Output the records exactly as they appear, with no pictures included.
[BEGIN INPUT RECORDS]
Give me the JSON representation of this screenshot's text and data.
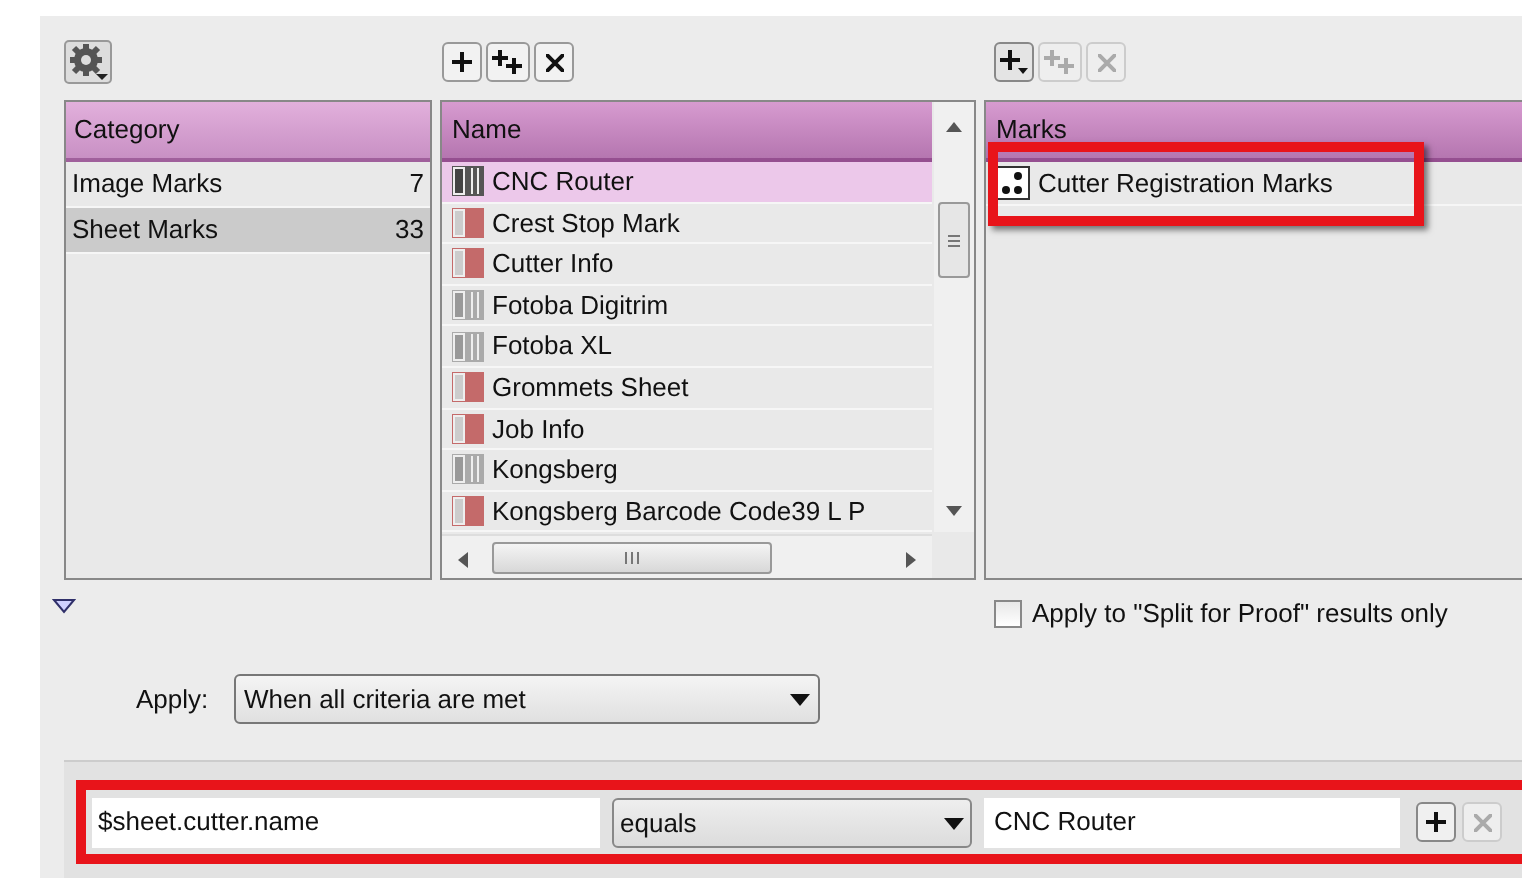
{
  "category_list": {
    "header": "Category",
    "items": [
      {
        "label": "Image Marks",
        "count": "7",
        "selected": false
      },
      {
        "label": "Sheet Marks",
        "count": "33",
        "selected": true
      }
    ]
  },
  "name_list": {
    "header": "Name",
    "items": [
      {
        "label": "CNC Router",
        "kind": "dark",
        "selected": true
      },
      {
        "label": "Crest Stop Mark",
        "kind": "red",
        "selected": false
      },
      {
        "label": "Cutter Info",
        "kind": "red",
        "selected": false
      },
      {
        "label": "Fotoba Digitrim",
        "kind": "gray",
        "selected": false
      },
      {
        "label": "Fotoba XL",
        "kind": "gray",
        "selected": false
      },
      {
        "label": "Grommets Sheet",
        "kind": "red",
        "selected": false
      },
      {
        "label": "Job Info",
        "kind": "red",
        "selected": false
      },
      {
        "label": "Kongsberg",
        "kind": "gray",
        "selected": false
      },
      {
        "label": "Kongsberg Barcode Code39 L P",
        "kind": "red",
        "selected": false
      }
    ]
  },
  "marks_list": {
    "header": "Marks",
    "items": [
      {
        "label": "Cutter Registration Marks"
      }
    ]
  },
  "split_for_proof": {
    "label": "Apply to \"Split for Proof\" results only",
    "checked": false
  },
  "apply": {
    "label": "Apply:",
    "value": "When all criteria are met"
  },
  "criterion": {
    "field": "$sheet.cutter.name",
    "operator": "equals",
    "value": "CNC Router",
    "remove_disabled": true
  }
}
[END INPUT RECORDS]
SOLUTION TO THE EXERCISE ::
Give me the JSON representation of this screenshot's text and data.
{
  "category_list": {
    "header": "Category",
    "items": [
      {
        "label": "Image Marks",
        "count": "7",
        "selected": false
      },
      {
        "label": "Sheet Marks",
        "count": "33",
        "selected": true
      }
    ]
  },
  "name_list": {
    "header": "Name",
    "items": [
      {
        "label": "CNC Router",
        "kind": "dark",
        "selected": true
      },
      {
        "label": "Crest Stop Mark",
        "kind": "red",
        "selected": false
      },
      {
        "label": "Cutter Info",
        "kind": "red",
        "selected": false
      },
      {
        "label": "Fotoba Digitrim",
        "kind": "gray",
        "selected": false
      },
      {
        "label": "Fotoba XL",
        "kind": "gray",
        "selected": false
      },
      {
        "label": "Grommets Sheet",
        "kind": "red",
        "selected": false
      },
      {
        "label": "Job Info",
        "kind": "red",
        "selected": false
      },
      {
        "label": "Kongsberg",
        "kind": "gray",
        "selected": false
      },
      {
        "label": "Kongsberg Barcode Code39 L P",
        "kind": "red",
        "selected": false
      }
    ]
  },
  "marks_list": {
    "header": "Marks",
    "items": [
      {
        "label": "Cutter Registration Marks"
      }
    ]
  },
  "split_for_proof": {
    "label": "Apply to \"Split for Proof\" results only",
    "checked": false
  },
  "apply": {
    "label": "Apply:",
    "value": "When all criteria are met"
  },
  "criterion": {
    "field": "$sheet.cutter.name",
    "operator": "equals",
    "value": "CNC Router",
    "remove_disabled": true
  }
}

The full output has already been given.